§ What the task asks: Could you copy the records line for line, from the very first line through the line containing "- y-tick-label: 37: [224, 545, 252, 570]", including that line, with nothing altered?

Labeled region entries
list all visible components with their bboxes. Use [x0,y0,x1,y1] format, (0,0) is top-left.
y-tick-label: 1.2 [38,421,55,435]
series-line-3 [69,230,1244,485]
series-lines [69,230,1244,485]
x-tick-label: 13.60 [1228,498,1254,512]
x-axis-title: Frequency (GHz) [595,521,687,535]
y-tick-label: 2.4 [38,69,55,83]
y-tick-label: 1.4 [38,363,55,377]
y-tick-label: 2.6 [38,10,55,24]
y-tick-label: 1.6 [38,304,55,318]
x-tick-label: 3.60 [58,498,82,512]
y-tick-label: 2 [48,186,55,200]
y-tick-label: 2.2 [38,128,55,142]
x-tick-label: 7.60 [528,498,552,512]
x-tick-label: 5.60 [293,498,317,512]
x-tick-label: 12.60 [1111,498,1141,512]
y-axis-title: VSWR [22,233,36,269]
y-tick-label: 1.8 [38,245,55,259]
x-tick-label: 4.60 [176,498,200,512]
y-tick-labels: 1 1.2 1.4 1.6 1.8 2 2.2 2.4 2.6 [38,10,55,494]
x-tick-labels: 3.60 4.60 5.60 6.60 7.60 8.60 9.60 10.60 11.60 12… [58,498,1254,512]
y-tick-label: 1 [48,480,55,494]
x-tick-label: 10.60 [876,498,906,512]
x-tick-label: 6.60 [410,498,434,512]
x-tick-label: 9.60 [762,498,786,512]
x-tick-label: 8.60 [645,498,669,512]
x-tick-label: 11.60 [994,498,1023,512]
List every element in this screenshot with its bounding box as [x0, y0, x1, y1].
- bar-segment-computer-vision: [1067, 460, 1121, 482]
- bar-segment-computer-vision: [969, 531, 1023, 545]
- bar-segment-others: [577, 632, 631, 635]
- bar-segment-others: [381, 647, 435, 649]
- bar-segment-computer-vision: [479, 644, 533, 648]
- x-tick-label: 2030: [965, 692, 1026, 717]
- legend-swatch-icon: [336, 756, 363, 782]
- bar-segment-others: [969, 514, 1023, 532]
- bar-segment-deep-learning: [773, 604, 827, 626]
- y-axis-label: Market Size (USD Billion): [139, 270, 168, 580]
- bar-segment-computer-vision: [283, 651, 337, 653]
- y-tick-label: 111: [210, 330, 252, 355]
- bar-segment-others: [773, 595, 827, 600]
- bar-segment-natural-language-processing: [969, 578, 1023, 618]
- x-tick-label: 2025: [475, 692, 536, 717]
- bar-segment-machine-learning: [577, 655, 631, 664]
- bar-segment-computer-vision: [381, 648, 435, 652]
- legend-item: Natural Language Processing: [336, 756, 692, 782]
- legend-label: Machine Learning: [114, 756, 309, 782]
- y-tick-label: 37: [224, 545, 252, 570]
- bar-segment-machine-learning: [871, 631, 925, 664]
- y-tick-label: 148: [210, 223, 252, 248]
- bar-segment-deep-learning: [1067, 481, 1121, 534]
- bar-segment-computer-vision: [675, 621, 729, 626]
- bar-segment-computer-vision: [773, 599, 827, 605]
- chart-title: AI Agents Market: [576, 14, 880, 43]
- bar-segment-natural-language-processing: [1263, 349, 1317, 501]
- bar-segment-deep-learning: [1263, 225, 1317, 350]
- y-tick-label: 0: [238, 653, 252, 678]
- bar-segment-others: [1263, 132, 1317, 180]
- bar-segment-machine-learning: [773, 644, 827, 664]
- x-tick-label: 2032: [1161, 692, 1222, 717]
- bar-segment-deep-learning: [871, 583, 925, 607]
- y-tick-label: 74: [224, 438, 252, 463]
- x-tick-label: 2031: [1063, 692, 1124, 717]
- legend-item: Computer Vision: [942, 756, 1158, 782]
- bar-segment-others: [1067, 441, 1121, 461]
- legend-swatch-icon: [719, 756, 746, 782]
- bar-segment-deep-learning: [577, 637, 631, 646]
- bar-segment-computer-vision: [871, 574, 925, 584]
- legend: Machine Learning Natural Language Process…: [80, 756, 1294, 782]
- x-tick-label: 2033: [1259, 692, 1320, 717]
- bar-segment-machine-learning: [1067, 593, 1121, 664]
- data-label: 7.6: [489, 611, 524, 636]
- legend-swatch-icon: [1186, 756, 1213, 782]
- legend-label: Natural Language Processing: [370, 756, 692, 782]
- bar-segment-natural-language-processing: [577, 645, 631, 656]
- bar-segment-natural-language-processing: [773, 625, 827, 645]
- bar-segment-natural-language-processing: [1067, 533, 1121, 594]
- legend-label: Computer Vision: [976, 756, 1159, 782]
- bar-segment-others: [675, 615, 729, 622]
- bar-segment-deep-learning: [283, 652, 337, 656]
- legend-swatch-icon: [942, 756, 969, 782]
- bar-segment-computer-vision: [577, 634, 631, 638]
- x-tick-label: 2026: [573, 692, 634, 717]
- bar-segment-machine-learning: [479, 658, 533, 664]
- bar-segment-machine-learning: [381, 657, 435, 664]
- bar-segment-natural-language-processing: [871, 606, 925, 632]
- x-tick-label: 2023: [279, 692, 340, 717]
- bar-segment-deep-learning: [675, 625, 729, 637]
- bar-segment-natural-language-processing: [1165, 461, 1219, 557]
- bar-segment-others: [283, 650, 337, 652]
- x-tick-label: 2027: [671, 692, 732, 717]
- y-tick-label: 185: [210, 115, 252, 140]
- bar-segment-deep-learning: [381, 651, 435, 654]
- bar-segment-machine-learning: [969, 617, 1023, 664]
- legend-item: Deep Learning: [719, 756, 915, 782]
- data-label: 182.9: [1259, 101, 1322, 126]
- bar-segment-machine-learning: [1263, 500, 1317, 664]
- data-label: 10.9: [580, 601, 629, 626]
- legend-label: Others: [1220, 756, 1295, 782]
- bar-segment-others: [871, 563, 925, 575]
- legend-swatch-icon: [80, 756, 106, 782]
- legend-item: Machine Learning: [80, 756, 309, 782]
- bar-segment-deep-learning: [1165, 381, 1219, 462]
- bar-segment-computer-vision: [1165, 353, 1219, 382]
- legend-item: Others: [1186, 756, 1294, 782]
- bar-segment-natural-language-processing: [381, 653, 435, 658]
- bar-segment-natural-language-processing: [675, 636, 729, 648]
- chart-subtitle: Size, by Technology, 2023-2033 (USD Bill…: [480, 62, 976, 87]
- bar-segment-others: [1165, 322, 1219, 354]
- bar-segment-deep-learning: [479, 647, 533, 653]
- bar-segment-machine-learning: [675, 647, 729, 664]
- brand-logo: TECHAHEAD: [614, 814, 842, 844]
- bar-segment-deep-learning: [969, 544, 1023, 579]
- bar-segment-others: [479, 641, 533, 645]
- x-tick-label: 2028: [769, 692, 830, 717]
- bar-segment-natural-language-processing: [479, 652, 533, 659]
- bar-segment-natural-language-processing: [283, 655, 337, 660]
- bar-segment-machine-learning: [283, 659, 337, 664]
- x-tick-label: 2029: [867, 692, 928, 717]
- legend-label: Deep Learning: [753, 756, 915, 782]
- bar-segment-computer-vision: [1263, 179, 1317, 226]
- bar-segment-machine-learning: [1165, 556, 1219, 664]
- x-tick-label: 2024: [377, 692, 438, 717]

§ Solution to the exercise:
list all visible components with their bboxes. Use [x0,y0,x1,y1] format, (0,0) is top-left.
y-tick-label: 1.2 [38,421,55,435]
series-line-3 [69,230,1244,485]
series-lines [69,230,1244,485]
x-tick-label: 13.60 [1228,498,1254,512]
x-axis-title: Frequency (GHz) [595,521,687,535]
y-tick-label: 2.4 [38,69,55,83]
y-tick-label: 1.4 [38,363,55,377]
y-tick-label: 2.6 [38,10,55,24]
y-tick-label: 1.6 [38,304,55,318]
x-tick-label: 3.60 [58,498,82,512]
y-tick-label: 2 [48,186,55,200]
y-tick-label: 2.2 [38,128,55,142]
x-tick-label: 7.60 [528,498,552,512]
x-tick-label: 5.60 [293,498,317,512]
x-tick-label: 12.60 [1111,498,1141,512]
y-axis-title: VSWR [22,233,36,269]
y-tick-label: 1.8 [38,245,55,259]
x-tick-label: 4.60 [176,498,200,512]
y-tick-labels: 1 1.2 1.4 1.6 1.8 2 2.2 2.4 2.6 [38,10,55,494]
x-tick-labels: 3.60 4.60 5.60 6.60 7.60 8.60 9.60 10.60 11.60 12… [58,498,1254,512]
y-tick-label: 1 [48,480,55,494]
x-tick-label: 10.60 [876,498,906,512]
x-tick-label: 6.60 [410,498,434,512]
x-tick-label: 9.60 [762,498,786,512]
x-tick-label: 8.60 [645,498,669,512]
x-tick-label: 11.60 [994,498,1023,512]
List every element in this screenshot with its bounding box as [x0, y0, x1, y1].
- bar-segment-computer-vision: [1067, 460, 1121, 482]
- bar-segment-computer-vision: [969, 531, 1023, 545]
- bar-segment-others: [577, 632, 631, 635]
- bar-segment-others: [381, 647, 435, 649]
- bar-segment-computer-vision: [479, 644, 533, 648]
- x-tick-label: 2030: [965, 692, 1026, 717]
- legend-swatch-icon: [336, 756, 363, 782]
- bar-segment-others: [969, 514, 1023, 532]
- bar-segment-deep-learning: [773, 604, 827, 626]
- y-axis-label: Market Size (USD Billion): [139, 270, 168, 580]
- bar-segment-computer-vision: [283, 651, 337, 653]
- y-tick-label: 111: [210, 330, 252, 355]
- bar-segment-others: [773, 595, 827, 600]
- bar-segment-natural-language-processing: [969, 578, 1023, 618]
- x-tick-label: 2025: [475, 692, 536, 717]
- bar-segment-machine-learning: [577, 655, 631, 664]
- bar-segment-computer-vision: [381, 648, 435, 652]
- legend-item: Natural Language Processing: [336, 756, 692, 782]
- legend-label: Machine Learning: [114, 756, 309, 782]
- y-tick-label: 37: [224, 545, 252, 570]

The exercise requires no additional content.